WHAT IS ASKED = Copy everything in the listing below word for word, apart from any images.

EXERCISE INPUTS =
□ □ □

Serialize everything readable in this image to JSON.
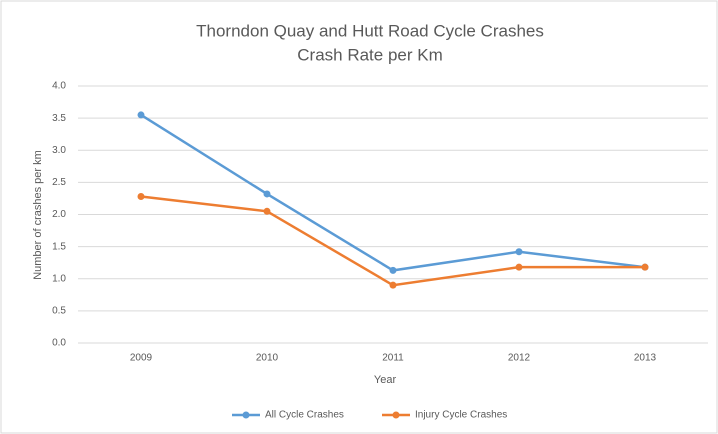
{
  "chart_data": {
    "type": "line",
    "title": "Thorndon Quay and Hutt Road Cycle Crashes",
    "subtitle": "Crash Rate per Km",
    "x_label": "Year",
    "y_label": "Number of crashes per km",
    "categories": [
      "2009",
      "2010",
      "2011",
      "2012",
      "2013"
    ],
    "series": [
      {
        "name": "All Cycle Crashes",
        "color": "#5b9bd5",
        "values": [
          3.55,
          2.32,
          1.13,
          1.42,
          1.18
        ]
      },
      {
        "name": "Injury Cycle Crashes",
        "color": "#ed7d31",
        "values": [
          2.28,
          2.05,
          0.9,
          1.18,
          1.18
        ]
      }
    ],
    "ylim": [
      0,
      4
    ],
    "yticks": [
      {
        "value": 0,
        "label": "0.0"
      },
      0.5,
      {
        "value": 1,
        "label": "1.0"
      },
      1.5,
      {
        "value": 2,
        "label": "2.0"
      },
      2.5,
      {
        "value": 3,
        "label": "3.0"
      },
      3.5,
      {
        "value": 4,
        "label": "4.0"
      }
    ],
    "grid": true,
    "legend": "bottom"
  }
}
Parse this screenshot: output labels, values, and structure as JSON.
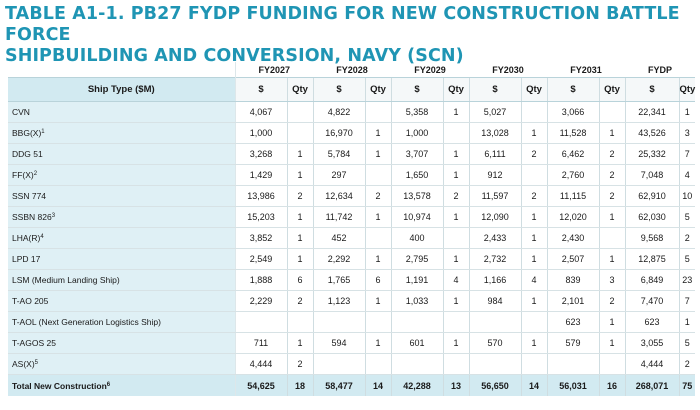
{
  "title_line1": "TABLE A1-1.  PB27 FYDP FUNDING FOR NEW CONSTRUCTION BATTLE FORCE",
  "title_line2": "SHIPBUILDING AND CONVERSION, NAVY (SCN)",
  "years": [
    "FY2027",
    "FY2028",
    "FY2029",
    "FY2030",
    "FY2031",
    "FYDP"
  ],
  "header": {
    "ship_type": "Ship Type   ($M)",
    "dollar": "$",
    "qty": "Qty"
  },
  "rows": [
    {
      "name": "CVN",
      "sup": "",
      "cells": [
        [
          "4,067",
          ""
        ],
        [
          "4,822",
          ""
        ],
        [
          "5,358",
          "1"
        ],
        [
          "5,027",
          ""
        ],
        [
          "3,066",
          ""
        ],
        [
          "22,341",
          "1"
        ]
      ]
    },
    {
      "name": "BBG(X)",
      "sup": "1",
      "cells": [
        [
          "1,000",
          ""
        ],
        [
          "16,970",
          "1"
        ],
        [
          "1,000",
          ""
        ],
        [
          "13,028",
          "1"
        ],
        [
          "11,528",
          "1"
        ],
        [
          "43,526",
          "3"
        ]
      ]
    },
    {
      "name": "DDG 51",
      "sup": "",
      "cells": [
        [
          "3,268",
          "1"
        ],
        [
          "5,784",
          "1"
        ],
        [
          "3,707",
          "1"
        ],
        [
          "6,111",
          "2"
        ],
        [
          "6,462",
          "2"
        ],
        [
          "25,332",
          "7"
        ]
      ]
    },
    {
      "name": "FF(X)",
      "sup": "2",
      "cells": [
        [
          "1,429",
          "1"
        ],
        [
          "297",
          ""
        ],
        [
          "1,650",
          "1"
        ],
        [
          "912",
          ""
        ],
        [
          "2,760",
          "2"
        ],
        [
          "7,048",
          "4"
        ]
      ]
    },
    {
      "name": "SSN 774",
      "sup": "",
      "cells": [
        [
          "13,986",
          "2"
        ],
        [
          "12,634",
          "2"
        ],
        [
          "13,578",
          "2"
        ],
        [
          "11,597",
          "2"
        ],
        [
          "11,115",
          "2"
        ],
        [
          "62,910",
          "10"
        ]
      ]
    },
    {
      "name": "SSBN 826",
      "sup": "3",
      "cells": [
        [
          "15,203",
          "1"
        ],
        [
          "11,742",
          "1"
        ],
        [
          "10,974",
          "1"
        ],
        [
          "12,090",
          "1"
        ],
        [
          "12,020",
          "1"
        ],
        [
          "62,030",
          "5"
        ]
      ]
    },
    {
      "name": "LHA(R)",
      "sup": "4",
      "cells": [
        [
          "3,852",
          "1"
        ],
        [
          "452",
          ""
        ],
        [
          "400",
          ""
        ],
        [
          "2,433",
          "1"
        ],
        [
          "2,430",
          ""
        ],
        [
          "9,568",
          "2"
        ]
      ]
    },
    {
      "name": "LPD 17",
      "sup": "",
      "cells": [
        [
          "2,549",
          "1"
        ],
        [
          "2,292",
          "1"
        ],
        [
          "2,795",
          "1"
        ],
        [
          "2,732",
          "1"
        ],
        [
          "2,507",
          "1"
        ],
        [
          "12,875",
          "5"
        ]
      ]
    },
    {
      "name": "LSM (Medium Landing Ship)",
      "sup": "",
      "cells": [
        [
          "1,888",
          "6"
        ],
        [
          "1,765",
          "6"
        ],
        [
          "1,191",
          "4"
        ],
        [
          "1,166",
          "4"
        ],
        [
          "839",
          "3"
        ],
        [
          "6,849",
          "23"
        ]
      ]
    },
    {
      "name": "T-AO 205",
      "sup": "",
      "cells": [
        [
          "2,229",
          "2"
        ],
        [
          "1,123",
          "1"
        ],
        [
          "1,033",
          "1"
        ],
        [
          "984",
          "1"
        ],
        [
          "2,101",
          "2"
        ],
        [
          "7,470",
          "7"
        ]
      ]
    },
    {
      "name": "T-AOL (Next Generation Logistics Ship)",
      "sup": "",
      "cells": [
        [
          "",
          ""
        ],
        [
          "",
          ""
        ],
        [
          "",
          ""
        ],
        [
          "",
          ""
        ],
        [
          "623",
          "1"
        ],
        [
          "623",
          "1"
        ]
      ]
    },
    {
      "name": "T-AGOS 25",
      "sup": "",
      "cells": [
        [
          "711",
          "1"
        ],
        [
          "594",
          "1"
        ],
        [
          "601",
          "1"
        ],
        [
          "570",
          "1"
        ],
        [
          "579",
          "1"
        ],
        [
          "3,055",
          "5"
        ]
      ]
    },
    {
      "name": "AS(X)",
      "sup": "5",
      "cells": [
        [
          "4,444",
          "2"
        ],
        [
          "",
          ""
        ],
        [
          "",
          ""
        ],
        [
          "",
          ""
        ],
        [
          "",
          ""
        ],
        [
          "4,444",
          "2"
        ]
      ]
    }
  ],
  "total": {
    "name": "Total New Construction",
    "sup": "6",
    "cells": [
      [
        "54,625",
        "18"
      ],
      [
        "58,477",
        "14"
      ],
      [
        "42,288",
        "13"
      ],
      [
        "56,650",
        "14"
      ],
      [
        "56,031",
        "16"
      ],
      [
        "268,071",
        "75"
      ]
    ]
  }
}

□ □ □

ANSWER IN FULL =
Serialize everything readable in this image to JSON.
{
  "chart_data": {
    "type": "line",
    "title": "Thorndon Quay and Hutt Road Cycle Crashes",
    "subtitle": "Crash Rate per Km",
    "x_label": "Year",
    "y_label": "Number of crashes per km",
    "categories": [
      "2009",
      "2010",
      "2011",
      "2012",
      "2013"
    ],
    "series": [
      {
        "name": "All Cycle Crashes",
        "color": "#5b9bd5",
        "values": [
          3.55,
          2.32,
          1.13,
          1.42,
          1.18
        ]
      },
      {
        "name": "Injury Cycle Crashes",
        "color": "#ed7d31",
        "values": [
          2.28,
          2.05,
          0.9,
          1.18,
          1.18
        ]
      }
    ],
    "ylim": [
      0,
      4
    ],
    "yticks": [
      {
        "value": 0,
        "label": "0.0"
      },
      0.5,
      {
        "value": 1,
        "label": "1.0"
      },
      1.5,
      {
        "value": 2,
        "label": "2.0"
      },
      2.5,
      {
        "value": 3,
        "label": "3.0"
      },
      3.5,
      {
        "value": 4,
        "label": "4.0"
      }
    ],
    "grid": true,
    "legend": "bottom"
  }
}
Parse this screenshot: output labels, values, and structure as JSON.
{
  "title_line1": "TABLE A1-1.  PB27 FYDP FUNDING FOR NEW CONSTRUCTION BATTLE FORCE",
  "title_line2": "SHIPBUILDING AND CONVERSION, NAVY (SCN)",
  "years": [
    "FY2027",
    "FY2028",
    "FY2029",
    "FY2030",
    "FY2031",
    "FYDP"
  ],
  "header": {
    "ship_type": "Ship Type   ($M)",
    "dollar": "$",
    "qty": "Qty"
  },
  "rows": [
    {
      "name": "CVN",
      "sup": "",
      "cells": [
        [
          "4,067",
          ""
        ],
        [
          "4,822",
          ""
        ],
        [
          "5,358",
          "1"
        ],
        [
          "5,027",
          ""
        ],
        [
          "3,066",
          ""
        ],
        [
          "22,341",
          "1"
        ]
      ]
    },
    {
      "name": "BBG(X)",
      "sup": "1",
      "cells": [
        [
          "1,000",
          ""
        ],
        [
          "16,970",
          "1"
        ],
        [
          "1,000",
          ""
        ],
        [
          "13,028",
          "1"
        ],
        [
          "11,528",
          "1"
        ],
        [
          "43,526",
          "3"
        ]
      ]
    },
    {
      "name": "DDG 51",
      "sup": "",
      "cells": [
        [
          "3,268",
          "1"
        ],
        [
          "5,784",
          "1"
        ],
        [
          "3,707",
          "1"
        ],
        [
          "6,111",
          "2"
        ],
        [
          "6,462",
          "2"
        ],
        [
          "25,332",
          "7"
        ]
      ]
    },
    {
      "name": "FF(X)",
      "sup": "2",
      "cells": [
        [
          "1,429",
          "1"
        ],
        [
          "297",
          ""
        ],
        [
          "1,650",
          "1"
        ],
        [
          "912",
          ""
        ],
        [
          "2,760",
          "2"
        ],
        [
          "7,048",
          "4"
        ]
      ]
    },
    {
      "name": "SSN 774",
      "sup": "",
      "cells": [
        [
          "13,986",
          "2"
        ],
        [
          "12,634",
          "2"
        ],
        [
          "13,578",
          "2"
        ],
        [
          "11,597",
          "2"
        ],
        [
          "11,115",
          "2"
        ],
        [
          "62,910",
          "10"
        ]
      ]
    },
    {
      "name": "SSBN 826",
      "sup": "3",
      "cells": [
        [
          "15,203",
          "1"
        ],
        [
          "11,742",
          "1"
        ],
        [
          "10,974",
          "1"
        ],
        [
          "12,090",
          "1"
        ],
        [
          "12,020",
          "1"
        ],
        [
          "62,030",
          "5"
        ]
      ]
    },
    {
      "name": "LHA(R)",
      "sup": "4",
      "cells": [
        [
          "3,852",
          "1"
        ],
        [
          "452",
          ""
        ],
        [
          "400",
          ""
        ],
        [
          "2,433",
          "1"
        ],
        [
          "2,430",
          ""
        ],
        [
          "9,568",
          "2"
        ]
      ]
    },
    {
      "name": "LPD 17",
      "sup": "",
      "cells": [
        [
          "2,549",
          "1"
        ],
        [
          "2,292",
          "1"
        ],
        [
          "2,795",
          "1"
        ],
        [
          "2,732",
          "1"
        ],
        [
          "2,507",
          "1"
        ],
        [
          "12,875",
          "5"
        ]
      ]
    },
    {
      "name": "LSM (Medium Landing Ship)",
      "sup": "",
      "cells": [
        [
          "1,888",
          "6"
        ],
        [
          "1,765",
          "6"
        ],
        [
          "1,191",
          "4"
        ],
        [
          "1,166",
          "4"
        ],
        [
          "839",
          "3"
        ],
        [
          "6,849",
          "23"
        ]
      ]
    },
    {
      "name": "T-AO 205",
      "sup": "",
      "cells": [
        [
          "2,229",
          "2"
        ],
        [
          "1,123",
          "1"
        ],
        [
          "1,033",
          "1"
        ],
        [
          "984",
          "1"
        ],
        [
          "2,101",
          "2"
        ],
        [
          "7,470",
          "7"
        ]
      ]
    },
    {
      "name": "T-AOL (Next Generation Logistics Ship)",
      "sup": "",
      "cells": [
        [
          "",
          ""
        ],
        [
          "",
          ""
        ],
        [
          "",
          ""
        ],
        [
          "",
          ""
        ],
        [
          "623",
          "1"
        ],
        [
          "623",
          "1"
        ]
      ]
    },
    {
      "name": "T-AGOS 25",
      "sup": "",
      "cells": [
        [
          "711",
          "1"
        ],
        [
          "594",
          "1"
        ],
        [
          "601",
          "1"
        ],
        [
          "570",
          "1"
        ],
        [
          "579",
          "1"
        ],
        [
          "3,055",
          "5"
        ]
      ]
    },
    {
      "name": "AS(X)",
      "sup": "5",
      "cells": [
        [
          "4,444",
          "2"
        ],
        [
          "",
          ""
        ],
        [
          "",
          ""
        ],
        [
          "",
          ""
        ],
        [
          "",
          ""
        ],
        [
          "4,444",
          "2"
        ]
      ]
    }
  ],
  "total": {
    "name": "Total New Construction",
    "sup": "6",
    "cells": [
      [
        "54,625",
        "18"
      ],
      [
        "58,477",
        "14"
      ],
      [
        "42,288",
        "13"
      ],
      [
        "56,650",
        "14"
      ],
      [
        "56,031",
        "16"
      ],
      [
        "268,071",
        "75"
      ]
    ]
  }
}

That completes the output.